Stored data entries
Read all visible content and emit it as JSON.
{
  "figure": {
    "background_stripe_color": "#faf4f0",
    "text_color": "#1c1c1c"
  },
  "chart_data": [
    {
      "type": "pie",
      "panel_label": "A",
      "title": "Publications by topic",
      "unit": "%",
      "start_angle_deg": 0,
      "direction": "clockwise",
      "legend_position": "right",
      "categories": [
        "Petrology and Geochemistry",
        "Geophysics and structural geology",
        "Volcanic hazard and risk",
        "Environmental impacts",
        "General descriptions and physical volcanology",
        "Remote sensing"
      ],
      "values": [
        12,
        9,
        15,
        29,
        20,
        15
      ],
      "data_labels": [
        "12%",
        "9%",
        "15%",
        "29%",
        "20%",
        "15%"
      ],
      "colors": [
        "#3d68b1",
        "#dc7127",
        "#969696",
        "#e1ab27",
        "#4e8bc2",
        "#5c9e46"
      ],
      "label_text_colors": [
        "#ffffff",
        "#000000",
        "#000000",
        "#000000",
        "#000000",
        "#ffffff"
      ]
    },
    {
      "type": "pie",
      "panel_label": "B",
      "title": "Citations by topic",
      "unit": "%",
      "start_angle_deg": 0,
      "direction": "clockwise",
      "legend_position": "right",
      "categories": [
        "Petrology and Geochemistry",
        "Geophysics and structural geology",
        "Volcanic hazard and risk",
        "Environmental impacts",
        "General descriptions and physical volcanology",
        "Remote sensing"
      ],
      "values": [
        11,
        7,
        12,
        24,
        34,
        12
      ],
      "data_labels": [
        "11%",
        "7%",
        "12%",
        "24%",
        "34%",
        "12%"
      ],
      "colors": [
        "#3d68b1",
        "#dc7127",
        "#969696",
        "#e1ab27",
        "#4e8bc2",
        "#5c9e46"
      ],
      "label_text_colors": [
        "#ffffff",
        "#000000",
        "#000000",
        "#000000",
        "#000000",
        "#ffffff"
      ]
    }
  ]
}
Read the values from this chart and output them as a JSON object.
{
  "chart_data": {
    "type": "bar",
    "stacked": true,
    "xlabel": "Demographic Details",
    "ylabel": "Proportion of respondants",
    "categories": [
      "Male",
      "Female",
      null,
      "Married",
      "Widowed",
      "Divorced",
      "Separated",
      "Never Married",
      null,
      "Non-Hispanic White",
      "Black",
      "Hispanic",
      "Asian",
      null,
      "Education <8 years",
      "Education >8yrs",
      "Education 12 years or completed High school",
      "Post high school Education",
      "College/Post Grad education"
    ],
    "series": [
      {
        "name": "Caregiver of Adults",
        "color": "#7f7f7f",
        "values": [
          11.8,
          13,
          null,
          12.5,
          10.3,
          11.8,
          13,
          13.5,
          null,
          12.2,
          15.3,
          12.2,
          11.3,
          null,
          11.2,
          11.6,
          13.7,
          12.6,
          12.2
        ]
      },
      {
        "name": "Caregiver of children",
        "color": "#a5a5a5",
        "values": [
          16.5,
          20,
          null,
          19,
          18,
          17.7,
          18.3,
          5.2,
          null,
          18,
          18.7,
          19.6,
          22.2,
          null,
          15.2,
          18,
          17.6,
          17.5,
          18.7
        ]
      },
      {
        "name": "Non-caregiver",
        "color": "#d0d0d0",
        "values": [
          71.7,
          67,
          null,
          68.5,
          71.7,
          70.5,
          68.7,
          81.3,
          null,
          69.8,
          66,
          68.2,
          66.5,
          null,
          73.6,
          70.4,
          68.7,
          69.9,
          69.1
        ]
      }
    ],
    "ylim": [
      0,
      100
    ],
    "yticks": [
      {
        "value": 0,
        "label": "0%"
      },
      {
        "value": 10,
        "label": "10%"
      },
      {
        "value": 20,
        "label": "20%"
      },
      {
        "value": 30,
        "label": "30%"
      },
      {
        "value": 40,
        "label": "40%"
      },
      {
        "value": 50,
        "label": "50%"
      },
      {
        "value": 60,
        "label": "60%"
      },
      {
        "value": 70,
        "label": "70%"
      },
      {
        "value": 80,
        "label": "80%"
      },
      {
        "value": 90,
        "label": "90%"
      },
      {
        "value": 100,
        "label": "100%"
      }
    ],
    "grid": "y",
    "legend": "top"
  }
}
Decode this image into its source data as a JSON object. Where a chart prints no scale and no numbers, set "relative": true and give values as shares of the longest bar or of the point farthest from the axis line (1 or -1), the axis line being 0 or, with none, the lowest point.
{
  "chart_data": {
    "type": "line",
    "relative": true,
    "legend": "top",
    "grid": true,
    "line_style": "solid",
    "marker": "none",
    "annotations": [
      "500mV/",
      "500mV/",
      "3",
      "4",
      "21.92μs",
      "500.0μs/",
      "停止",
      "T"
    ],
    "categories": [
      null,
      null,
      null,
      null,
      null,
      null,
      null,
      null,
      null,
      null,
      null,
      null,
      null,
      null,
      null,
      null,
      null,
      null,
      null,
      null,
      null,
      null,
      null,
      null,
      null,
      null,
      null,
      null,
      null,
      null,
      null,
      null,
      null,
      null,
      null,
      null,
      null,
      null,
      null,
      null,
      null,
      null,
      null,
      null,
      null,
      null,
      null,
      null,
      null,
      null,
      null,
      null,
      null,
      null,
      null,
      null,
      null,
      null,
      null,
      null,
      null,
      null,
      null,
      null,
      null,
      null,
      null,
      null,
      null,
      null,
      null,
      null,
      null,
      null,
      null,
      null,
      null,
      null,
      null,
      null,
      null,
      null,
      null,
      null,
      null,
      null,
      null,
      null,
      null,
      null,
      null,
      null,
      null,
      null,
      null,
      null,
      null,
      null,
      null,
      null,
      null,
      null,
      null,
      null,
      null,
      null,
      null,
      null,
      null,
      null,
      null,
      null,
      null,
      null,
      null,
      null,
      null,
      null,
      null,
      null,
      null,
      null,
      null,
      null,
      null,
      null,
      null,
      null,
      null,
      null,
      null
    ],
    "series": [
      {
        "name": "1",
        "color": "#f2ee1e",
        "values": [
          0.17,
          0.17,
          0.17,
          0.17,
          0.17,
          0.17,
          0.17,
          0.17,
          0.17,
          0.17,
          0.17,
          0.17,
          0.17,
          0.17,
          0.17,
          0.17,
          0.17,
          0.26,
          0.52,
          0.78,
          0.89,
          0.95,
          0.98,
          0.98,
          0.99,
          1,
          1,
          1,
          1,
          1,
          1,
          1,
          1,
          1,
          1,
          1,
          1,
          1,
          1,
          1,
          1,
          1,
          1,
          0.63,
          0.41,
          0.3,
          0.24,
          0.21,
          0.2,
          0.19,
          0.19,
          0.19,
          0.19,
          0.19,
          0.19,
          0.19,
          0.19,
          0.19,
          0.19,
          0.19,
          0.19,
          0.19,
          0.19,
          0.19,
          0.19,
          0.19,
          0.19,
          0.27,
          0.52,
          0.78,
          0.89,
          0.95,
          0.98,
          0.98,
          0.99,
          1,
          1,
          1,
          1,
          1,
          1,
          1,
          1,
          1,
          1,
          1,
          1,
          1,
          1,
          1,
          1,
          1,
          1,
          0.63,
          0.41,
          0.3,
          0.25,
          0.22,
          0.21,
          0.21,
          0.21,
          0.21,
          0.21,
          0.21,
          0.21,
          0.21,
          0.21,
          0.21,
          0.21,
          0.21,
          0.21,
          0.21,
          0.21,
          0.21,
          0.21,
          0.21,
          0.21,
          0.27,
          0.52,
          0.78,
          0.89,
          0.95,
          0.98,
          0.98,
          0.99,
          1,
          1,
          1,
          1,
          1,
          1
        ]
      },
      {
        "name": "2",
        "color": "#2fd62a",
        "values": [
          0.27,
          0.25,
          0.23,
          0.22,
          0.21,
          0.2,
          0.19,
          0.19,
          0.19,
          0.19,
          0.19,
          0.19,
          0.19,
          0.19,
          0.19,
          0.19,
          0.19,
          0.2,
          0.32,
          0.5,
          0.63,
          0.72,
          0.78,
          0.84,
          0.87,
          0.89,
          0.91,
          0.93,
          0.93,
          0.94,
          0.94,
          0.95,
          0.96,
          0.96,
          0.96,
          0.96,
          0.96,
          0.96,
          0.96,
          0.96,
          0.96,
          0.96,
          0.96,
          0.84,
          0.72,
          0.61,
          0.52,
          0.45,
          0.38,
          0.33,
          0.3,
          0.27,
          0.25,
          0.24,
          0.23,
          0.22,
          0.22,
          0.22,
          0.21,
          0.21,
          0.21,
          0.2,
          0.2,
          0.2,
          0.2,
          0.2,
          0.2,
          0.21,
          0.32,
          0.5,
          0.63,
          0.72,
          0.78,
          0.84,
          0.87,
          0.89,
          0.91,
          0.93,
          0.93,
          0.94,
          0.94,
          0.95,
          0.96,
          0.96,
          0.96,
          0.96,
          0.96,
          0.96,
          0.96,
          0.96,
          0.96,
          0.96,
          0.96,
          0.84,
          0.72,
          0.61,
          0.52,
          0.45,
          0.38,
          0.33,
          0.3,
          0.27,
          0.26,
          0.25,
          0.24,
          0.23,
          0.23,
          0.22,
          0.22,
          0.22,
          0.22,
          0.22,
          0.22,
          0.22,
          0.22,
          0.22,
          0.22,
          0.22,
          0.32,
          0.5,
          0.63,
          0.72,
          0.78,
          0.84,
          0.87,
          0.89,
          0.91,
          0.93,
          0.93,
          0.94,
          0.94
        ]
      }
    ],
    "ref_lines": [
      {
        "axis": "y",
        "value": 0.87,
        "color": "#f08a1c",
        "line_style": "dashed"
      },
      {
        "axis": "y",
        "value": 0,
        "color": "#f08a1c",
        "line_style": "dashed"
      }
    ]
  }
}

PROBLEM DETAILS: Go through the lines above. Select every one that has the string "title".

EXERCISE SOLUTION:
      "title": "Publications by topic",
      "title": "Citations by topic",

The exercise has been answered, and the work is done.